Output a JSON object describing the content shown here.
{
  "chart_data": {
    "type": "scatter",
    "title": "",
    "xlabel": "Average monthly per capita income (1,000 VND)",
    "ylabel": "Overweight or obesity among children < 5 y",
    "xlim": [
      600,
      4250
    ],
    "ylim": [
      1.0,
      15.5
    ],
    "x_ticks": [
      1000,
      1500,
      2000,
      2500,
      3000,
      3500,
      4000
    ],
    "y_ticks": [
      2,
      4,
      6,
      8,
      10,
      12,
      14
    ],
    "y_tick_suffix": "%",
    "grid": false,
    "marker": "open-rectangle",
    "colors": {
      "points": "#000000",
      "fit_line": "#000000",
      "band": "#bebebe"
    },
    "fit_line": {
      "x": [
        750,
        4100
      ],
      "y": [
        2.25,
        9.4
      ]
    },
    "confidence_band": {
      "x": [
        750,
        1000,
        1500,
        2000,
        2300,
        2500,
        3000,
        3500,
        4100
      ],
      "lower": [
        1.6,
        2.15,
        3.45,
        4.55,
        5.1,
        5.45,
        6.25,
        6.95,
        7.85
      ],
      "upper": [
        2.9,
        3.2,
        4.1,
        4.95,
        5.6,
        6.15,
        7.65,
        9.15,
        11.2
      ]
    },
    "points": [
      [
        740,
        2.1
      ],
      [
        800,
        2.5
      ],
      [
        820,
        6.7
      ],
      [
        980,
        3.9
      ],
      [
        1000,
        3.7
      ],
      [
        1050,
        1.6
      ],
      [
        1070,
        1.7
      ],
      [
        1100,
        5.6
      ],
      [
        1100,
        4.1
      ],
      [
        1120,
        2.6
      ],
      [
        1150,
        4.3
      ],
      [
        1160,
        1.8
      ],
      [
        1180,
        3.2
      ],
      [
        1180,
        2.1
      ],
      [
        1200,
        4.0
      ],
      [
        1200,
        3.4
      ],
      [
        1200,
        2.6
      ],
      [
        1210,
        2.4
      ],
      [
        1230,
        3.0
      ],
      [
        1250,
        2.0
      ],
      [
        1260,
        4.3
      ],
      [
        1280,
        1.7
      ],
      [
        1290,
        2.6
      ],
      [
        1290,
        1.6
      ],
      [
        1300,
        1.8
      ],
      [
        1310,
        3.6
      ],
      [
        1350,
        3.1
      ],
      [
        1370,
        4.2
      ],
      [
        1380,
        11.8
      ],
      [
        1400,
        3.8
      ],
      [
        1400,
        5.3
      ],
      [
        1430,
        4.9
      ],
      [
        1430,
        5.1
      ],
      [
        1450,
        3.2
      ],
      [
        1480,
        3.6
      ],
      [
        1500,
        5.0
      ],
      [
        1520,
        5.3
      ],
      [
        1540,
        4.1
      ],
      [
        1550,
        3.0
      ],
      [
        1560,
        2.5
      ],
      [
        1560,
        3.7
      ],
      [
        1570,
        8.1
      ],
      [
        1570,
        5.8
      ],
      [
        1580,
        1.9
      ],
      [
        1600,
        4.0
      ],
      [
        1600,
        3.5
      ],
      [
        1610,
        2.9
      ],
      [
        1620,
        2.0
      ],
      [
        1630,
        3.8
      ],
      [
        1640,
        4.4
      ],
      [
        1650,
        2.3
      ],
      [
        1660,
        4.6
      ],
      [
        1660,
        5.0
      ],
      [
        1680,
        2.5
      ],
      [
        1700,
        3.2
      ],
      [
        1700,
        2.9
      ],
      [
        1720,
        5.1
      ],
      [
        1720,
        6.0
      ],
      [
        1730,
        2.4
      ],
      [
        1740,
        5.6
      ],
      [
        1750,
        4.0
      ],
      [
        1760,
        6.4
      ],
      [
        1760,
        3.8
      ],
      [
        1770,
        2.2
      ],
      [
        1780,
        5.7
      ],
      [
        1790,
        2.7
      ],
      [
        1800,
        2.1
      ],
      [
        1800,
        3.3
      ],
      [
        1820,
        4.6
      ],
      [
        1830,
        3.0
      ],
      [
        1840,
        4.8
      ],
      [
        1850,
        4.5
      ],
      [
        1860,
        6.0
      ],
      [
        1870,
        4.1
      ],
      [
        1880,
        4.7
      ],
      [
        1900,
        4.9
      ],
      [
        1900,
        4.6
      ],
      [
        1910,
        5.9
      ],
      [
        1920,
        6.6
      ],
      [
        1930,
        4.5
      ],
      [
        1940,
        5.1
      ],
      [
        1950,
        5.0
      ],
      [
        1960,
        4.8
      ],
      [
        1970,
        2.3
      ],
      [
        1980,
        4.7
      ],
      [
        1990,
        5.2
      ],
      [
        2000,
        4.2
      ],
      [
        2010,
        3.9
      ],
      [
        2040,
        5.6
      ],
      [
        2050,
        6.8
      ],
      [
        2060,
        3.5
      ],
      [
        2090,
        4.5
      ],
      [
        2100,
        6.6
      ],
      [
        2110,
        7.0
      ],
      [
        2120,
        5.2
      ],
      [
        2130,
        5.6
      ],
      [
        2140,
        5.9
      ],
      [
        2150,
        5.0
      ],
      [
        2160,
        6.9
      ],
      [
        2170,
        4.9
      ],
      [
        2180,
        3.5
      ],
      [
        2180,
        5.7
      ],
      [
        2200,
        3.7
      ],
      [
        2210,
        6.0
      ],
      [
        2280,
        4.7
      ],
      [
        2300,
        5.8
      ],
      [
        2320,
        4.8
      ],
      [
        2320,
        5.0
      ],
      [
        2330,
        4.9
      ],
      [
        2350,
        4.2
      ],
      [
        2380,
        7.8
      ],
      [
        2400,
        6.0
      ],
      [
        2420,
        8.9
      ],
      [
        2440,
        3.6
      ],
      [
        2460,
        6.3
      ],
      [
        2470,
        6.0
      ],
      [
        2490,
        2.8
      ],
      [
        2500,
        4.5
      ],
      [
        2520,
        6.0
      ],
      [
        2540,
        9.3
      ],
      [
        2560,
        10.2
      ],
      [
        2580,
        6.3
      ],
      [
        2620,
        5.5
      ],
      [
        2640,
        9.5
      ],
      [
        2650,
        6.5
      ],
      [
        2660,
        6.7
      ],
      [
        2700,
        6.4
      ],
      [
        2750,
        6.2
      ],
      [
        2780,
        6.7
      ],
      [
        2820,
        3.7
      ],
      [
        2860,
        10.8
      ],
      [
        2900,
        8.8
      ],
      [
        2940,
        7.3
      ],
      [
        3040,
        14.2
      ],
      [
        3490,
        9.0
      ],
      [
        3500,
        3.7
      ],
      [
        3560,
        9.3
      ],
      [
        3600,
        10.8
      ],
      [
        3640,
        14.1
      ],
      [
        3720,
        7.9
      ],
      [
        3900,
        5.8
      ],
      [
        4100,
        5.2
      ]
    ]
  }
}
____
_Goal of the exercise:_ Every line of the data above should be copied exactly.

_Output of the task:_
Output a JSON object describing the content shown here.
{
  "chart_data": {
    "type": "scatter",
    "title": "",
    "xlabel": "Average monthly per capita income (1,000 VND)",
    "ylabel": "Overweight or obesity among children < 5 y",
    "xlim": [
      600,
      4250
    ],
    "ylim": [
      1.0,
      15.5
    ],
    "x_ticks": [
      1000,
      1500,
      2000,
      2500,
      3000,
      3500,
      4000
    ],
    "y_ticks": [
      2,
      4,
      6,
      8,
      10,
      12,
      14
    ],
    "y_tick_suffix": "%",
    "grid": false,
    "marker": "open-rectangle",
    "colors": {
      "points": "#000000",
      "fit_line": "#000000",
      "band": "#bebebe"
    },
    "fit_line": {
      "x": [
        750,
        4100
      ],
      "y": [
        2.25,
        9.4
      ]
    },
    "confidence_band": {
      "x": [
        750,
        1000,
        1500,
        2000,
        2300,
        2500,
        3000,
        3500,
        4100
      ],
      "lower": [
        1.6,
        2.15,
        3.45,
        4.55,
        5.1,
        5.45,
        6.25,
        6.95,
        7.85
      ],
      "upper": [
        2.9,
        3.2,
        4.1,
        4.95,
        5.6,
        6.15,
        7.65,
        9.15,
        11.2
      ]
    },
    "points": [
      [
        740,
        2.1
      ],
      [
        800,
        2.5
      ],
      [
        820,
        6.7
      ],
      [
        980,
        3.9
      ],
      [
        1000,
        3.7
      ],
      [
        1050,
        1.6
      ],
      [
        1070,
        1.7
      ],
      [
        1100,
        5.6
      ],
      [
        1100,
        4.1
      ],
      [
        1120,
        2.6
      ],
      [
        1150,
        4.3
      ],
      [
        1160,
        1.8
      ],
      [
        1180,
        3.2
      ],
      [
        1180,
        2.1
      ],
      [
        1200,
        4.0
      ],
      [
        1200,
        3.4
      ],
      [
        1200,
        2.6
      ],
      [
        1210,
        2.4
      ],
      [
        1230,
        3.0
      ],
      [
        1250,
        2.0
      ],
      [
        1260,
        4.3
      ],
      [
        1280,
        1.7
      ],
      [
        1290,
        2.6
      ],
      [
        1290,
        1.6
      ],
      [
        1300,
        1.8
      ],
      [
        1310,
        3.6
      ],
      [
        1350,
        3.1
      ],
      [
        1370,
        4.2
      ],
      [
        1380,
        11.8
      ],
      [
        1400,
        3.8
      ],
      [
        1400,
        5.3
      ],
      [
        1430,
        4.9
      ],
      [
        1430,
        5.1
      ],
      [
        1450,
        3.2
      ],
      [
        1480,
        3.6
      ],
      [
        1500,
        5.0
      ],
      [
        1520,
        5.3
      ],
      [
        1540,
        4.1
      ],
      [
        1550,
        3.0
      ],
      [
        1560,
        2.5
      ],
      [
        1560,
        3.7
      ],
      [
        1570,
        8.1
      ],
      [
        1570,
        5.8
      ],
      [
        1580,
        1.9
      ],
      [
        1600,
        4.0
      ],
      [
        1600,
        3.5
      ],
      [
        1610,
        2.9
      ],
      [
        1620,
        2.0
      ],
      [
        1630,
        3.8
      ],
      [
        1640,
        4.4
      ],
      [
        1650,
        2.3
      ],
      [
        1660,
        4.6
      ],
      [
        1660,
        5.0
      ],
      [
        1680,
        2.5
      ],
      [
        1700,
        3.2
      ],
      [
        1700,
        2.9
      ],
      [
        1720,
        5.1
      ],
      [
        1720,
        6.0
      ],
      [
        1730,
        2.4
      ],
      [
        1740,
        5.6
      ],
      [
        1750,
        4.0
      ],
      [
        1760,
        6.4
      ],
      [
        1760,
        3.8
      ],
      [
        1770,
        2.2
      ],
      [
        1780,
        5.7
      ],
      [
        1790,
        2.7
      ],
      [
        1800,
        2.1
      ],
      [
        1800,
        3.3
      ],
      [
        1820,
        4.6
      ],
      [
        1830,
        3.0
      ],
      [
        1840,
        4.8
      ],
      [
        1850,
        4.5
      ],
      [
        1860,
        6.0
      ],
      [
        1870,
        4.1
      ],
      [
        1880,
        4.7
      ],
      [
        1900,
        4.9
      ],
      [
        1900,
        4.6
      ],
      [
        1910,
        5.9
      ],
      [
        1920,
        6.6
      ],
      [
        1930,
        4.5
      ],
      [
        1940,
        5.1
      ],
      [
        1950,
        5.0
      ],
      [
        1960,
        4.8
      ],
      [
        1970,
        2.3
      ],
      [
        1980,
        4.7
      ],
      [
        1990,
        5.2
      ],
      [
        2000,
        4.2
      ],
      [
        2010,
        3.9
      ],
      [
        2040,
        5.6
      ],
      [
        2050,
        6.8
      ],
      [
        2060,
        3.5
      ],
      [
        2090,
        4.5
      ],
      [
        2100,
        6.6
      ],
      [
        2110,
        7.0
      ],
      [
        2120,
        5.2
      ],
      [
        2130,
        5.6
      ],
      [
        2140,
        5.9
      ],
      [
        2150,
        5.0
      ],
      [
        2160,
        6.9
      ],
      [
        2170,
        4.9
      ],
      [
        2180,
        3.5
      ],
      [
        2180,
        5.7
      ],
      [
        2200,
        3.7
      ],
      [
        2210,
        6.0
      ],
      [
        2280,
        4.7
      ],
      [
        2300,
        5.8
      ],
      [
        2320,
        4.8
      ],
      [
        2320,
        5.0
      ],
      [
        2330,
        4.9
      ],
      [
        2350,
        4.2
      ],
      [
        2380,
        7.8
      ],
      [
        2400,
        6.0
      ],
      [
        2420,
        8.9
      ],
      [
        2440,
        3.6
      ],
      [
        2460,
        6.3
      ],
      [
        2470,
        6.0
      ],
      [
        2490,
        2.8
      ],
      [
        2500,
        4.5
      ],
      [
        2520,
        6.0
      ],
      [
        2540,
        9.3
      ],
      [
        2560,
        10.2
      ],
      [
        2580,
        6.3
      ],
      [
        2620,
        5.5
      ],
      [
        2640,
        9.5
      ],
      [
        2650,
        6.5
      ],
      [
        2660,
        6.7
      ],
      [
        2700,
        6.4
      ],
      [
        2750,
        6.2
      ],
      [
        2780,
        6.7
      ],
      [
        2820,
        3.7
      ],
      [
        2860,
        10.8
      ],
      [
        2900,
        8.8
      ],
      [
        2940,
        7.3
      ],
      [
        3040,
        14.2
      ],
      [
        3490,
        9.0
      ],
      [
        3500,
        3.7
      ],
      [
        3560,
        9.3
      ],
      [
        3600,
        10.8
      ],
      [
        3640,
        14.1
      ],
      [
        3720,
        7.9
      ],
      [
        3900,
        5.8
      ],
      [
        4100,
        5.2
      ]
    ]
  }
}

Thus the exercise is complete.